>>>

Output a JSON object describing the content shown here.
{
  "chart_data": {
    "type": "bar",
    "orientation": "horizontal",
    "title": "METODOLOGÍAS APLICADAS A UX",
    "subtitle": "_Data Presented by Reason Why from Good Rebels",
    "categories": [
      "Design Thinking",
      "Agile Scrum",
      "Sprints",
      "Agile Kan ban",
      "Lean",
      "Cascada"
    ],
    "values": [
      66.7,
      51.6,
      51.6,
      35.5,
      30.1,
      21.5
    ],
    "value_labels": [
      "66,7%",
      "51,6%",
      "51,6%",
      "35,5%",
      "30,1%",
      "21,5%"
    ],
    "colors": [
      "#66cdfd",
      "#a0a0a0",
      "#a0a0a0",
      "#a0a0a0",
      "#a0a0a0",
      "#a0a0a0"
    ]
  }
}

<<<

▶ [Set problem]
Write out the entries above once more, without altering anything.

▶ [Final result]
Output a JSON object describing the content shown here.
{
  "chart_data": {
    "type": "bar",
    "orientation": "horizontal",
    "title": "METODOLOGÍAS APLICADAS A UX",
    "subtitle": "_Data Presented by Reason Why from Good Rebels",
    "categories": [
      "Design Thinking",
      "Agile Scrum",
      "Sprints",
      "Agile Kan ban",
      "Lean",
      "Cascada"
    ],
    "values": [
      66.7,
      51.6,
      51.6,
      35.5,
      30.1,
      21.5
    ],
    "value_labels": [
      "66,7%",
      "51,6%",
      "51,6%",
      "35,5%",
      "30,1%",
      "21,5%"
    ],
    "colors": [
      "#66cdfd",
      "#a0a0a0",
      "#a0a0a0",
      "#a0a0a0",
      "#a0a0a0",
      "#a0a0a0"
    ]
  }
}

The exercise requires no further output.